Goal of the exercise: Copy out the part of the records that opens with the line containing "- data-point: [201, 1414, 215, 1428]" and closes with the line containing "- data-point: [199, 1245, 217, 1262]", with both of those lines included and nothing else.

——————————

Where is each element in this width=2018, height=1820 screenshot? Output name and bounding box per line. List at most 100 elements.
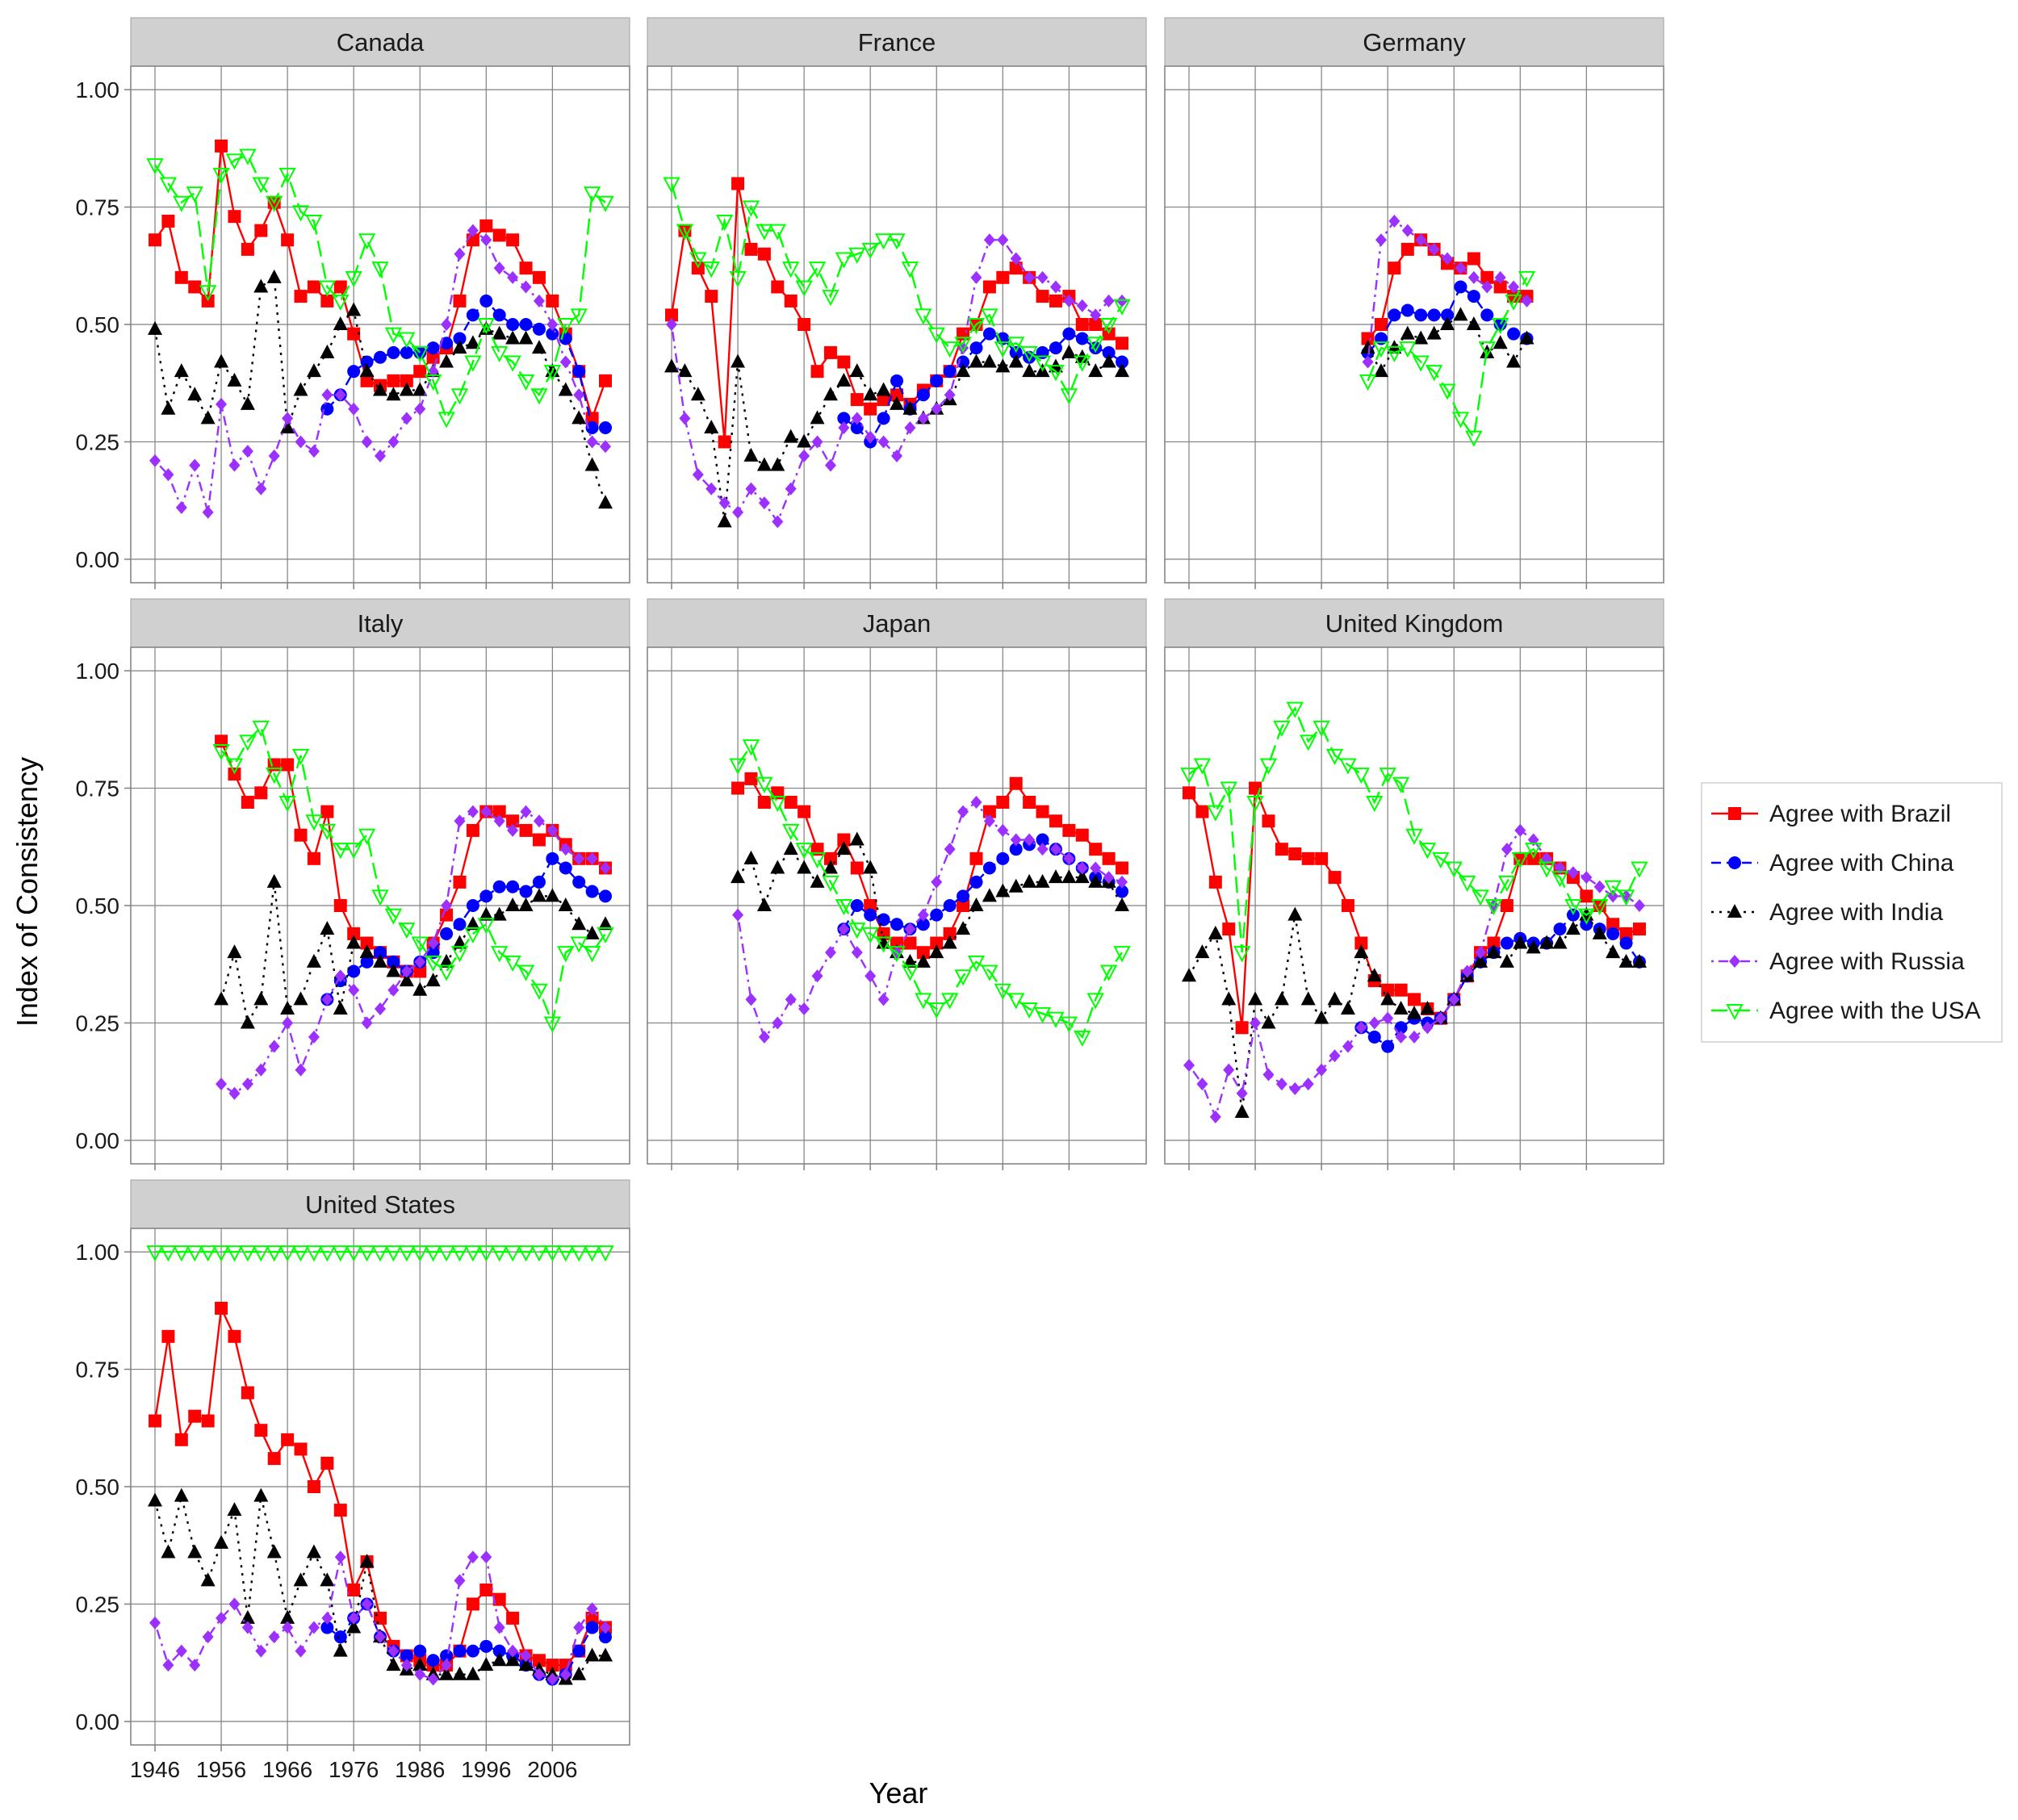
- data-point: [201, 1414, 215, 1428]
- data-point: [744, 242, 758, 256]
- data-point: [823, 860, 838, 874]
- data-point: [202, 505, 214, 519]
- data-point: [161, 1329, 175, 1343]
- data-point: [199, 285, 217, 302]
- data-point: [1024, 833, 1036, 847]
- data-point: [997, 233, 1009, 247]
- legend: Agree with Brazil Agree with China Agree w…: [1701, 782, 2003, 1043]
- data-point: [438, 412, 455, 429]
- data-point: [266, 269, 282, 283]
- data-point: [466, 308, 479, 322]
- data-point: [810, 410, 825, 425]
- data-point: [320, 1456, 334, 1470]
- data-point: [1634, 899, 1645, 912]
- data-point: [252, 1245, 270, 1262]
- data-point: [189, 458, 201, 472]
- data-point: [940, 341, 959, 358]
- data-point: [426, 1654, 440, 1667]
- data-point: [1286, 701, 1304, 718]
- data-point: [954, 969, 972, 986]
- data-point: [426, 341, 440, 355]
- data-point: [916, 918, 930, 931]
- data-point: [824, 458, 836, 472]
- data-point: [1116, 875, 1128, 889]
- data-point: [1580, 889, 1593, 903]
- data-point: [1315, 851, 1329, 865]
- data-point: [798, 449, 810, 462]
- data-point: [930, 908, 944, 922]
- x-tick-label: 1956: [196, 1757, 246, 1782]
- data-point: [1221, 991, 1237, 1006]
- data-point: [199, 1245, 217, 1262]
- series-line: [220, 725, 606, 1027]
- data-point: [1472, 889, 1489, 906]
- x-tick-label: 1966: [262, 1757, 312, 1782]
- data-point: [1432, 851, 1450, 868]
- data-point: [599, 374, 612, 387]
- data-point: [332, 294, 350, 312]
- data-point: [281, 758, 295, 772]
- data-point: [957, 899, 970, 912]
- facet-panel-france: France: [647, 17, 1147, 589]
- data-point: [1440, 316, 1455, 330]
- data-point: [1631, 861, 1648, 878]
- data-point: [890, 395, 904, 410]
- data-point: [241, 445, 253, 458]
- data-point: [306, 953, 321, 968]
- data-point: [1062, 327, 1076, 341]
- data-point: [1508, 280, 1520, 294]
- data-point: [347, 327, 361, 341]
- data-point: [756, 224, 773, 241]
- data-point: [241, 242, 254, 256]
- data-point: [440, 908, 454, 922]
- data-point: [1101, 354, 1116, 368]
- data-point: [466, 1597, 479, 1611]
- data-point: [784, 796, 798, 809]
- data-point: [386, 1657, 401, 1671]
- data-point: [758, 496, 770, 510]
- data-point: [1513, 935, 1528, 949]
- data-point: [874, 233, 893, 250]
- data-point: [768, 224, 786, 241]
- data-point: [518, 330, 534, 345]
- data-point: [438, 1245, 455, 1262]
- data-point: [1493, 280, 1507, 294]
- data-point: [439, 1666, 454, 1680]
- data-point: [1086, 993, 1104, 1010]
- data-point: [1385, 345, 1404, 363]
- data-point: [450, 388, 469, 405]
- series-line: [1360, 914, 1640, 1048]
- data-point: [1617, 889, 1635, 906]
- data-point: [666, 318, 677, 331]
- data-point: [400, 964, 412, 978]
- data-point: [1484, 899, 1503, 916]
- data-point: [519, 823, 533, 837]
- data-point: [186, 186, 203, 203]
- data-point: [467, 805, 479, 818]
- data-point: [584, 1647, 600, 1662]
- data-point: [1567, 866, 1579, 880]
- data-point: [254, 786, 268, 800]
- data-point: [506, 233, 520, 247]
- facet-title: Japan: [863, 609, 931, 638]
- data-point: [320, 1572, 335, 1587]
- data-point: [1223, 1063, 1235, 1077]
- series-agree-with-india: [214, 873, 613, 1029]
- data-point: [1354, 944, 1369, 959]
- series-line: [1367, 277, 1528, 440]
- data-point: [981, 308, 999, 325]
- data-point: [861, 242, 879, 260]
- data-point: [413, 365, 427, 379]
- data-point: [1451, 412, 1470, 429]
- data-point: [1368, 1016, 1380, 1030]
- data-point: [915, 308, 932, 325]
- data-point: [729, 758, 747, 775]
- data-point: [175, 500, 187, 514]
- data-point: [492, 325, 507, 340]
- facet-panel-united-states: United States 0.00 0.25 0.50 0.75 1.00 1946 195…: [76, 1179, 630, 1782]
- data-point: [492, 1592, 506, 1606]
- series-agree-with-the-usa: [1359, 270, 1536, 447]
- data-point: [1075, 318, 1089, 331]
- data-point: [1300, 991, 1316, 1006]
- data-point: [676, 224, 694, 241]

——————————

Solution below:
- data-point: [201, 1414, 215, 1428]
- data-point: [744, 242, 758, 256]
- data-point: [823, 860, 838, 874]
- data-point: [202, 505, 214, 519]
- data-point: [161, 1329, 175, 1343]
- data-point: [199, 285, 217, 302]
- data-point: [1024, 833, 1036, 847]
- data-point: [997, 233, 1009, 247]
- legend: Agree with Brazil Agree with China Agree w…: [1701, 782, 2003, 1043]
- data-point: [438, 412, 455, 429]
- data-point: [266, 269, 282, 283]
- data-point: [466, 308, 479, 322]
- data-point: [810, 410, 825, 425]
- data-point: [320, 1456, 334, 1470]
- data-point: [1634, 899, 1645, 912]
- data-point: [252, 1245, 270, 1262]
- data-point: [189, 458, 201, 472]
- data-point: [940, 341, 959, 358]
- data-point: [426, 1654, 440, 1667]
- data-point: [1286, 701, 1304, 718]
- data-point: [954, 969, 972, 986]
- data-point: [426, 341, 440, 355]
- data-point: [916, 918, 930, 931]
- data-point: [824, 458, 836, 472]
- data-point: [1116, 875, 1128, 889]
- data-point: [1580, 889, 1593, 903]
- data-point: [1315, 851, 1329, 865]
- data-point: [798, 449, 810, 462]
- data-point: [930, 908, 944, 922]
- x-tick-label: 1956: [196, 1757, 246, 1782]
- data-point: [1221, 991, 1237, 1006]
- data-point: [199, 1245, 217, 1262]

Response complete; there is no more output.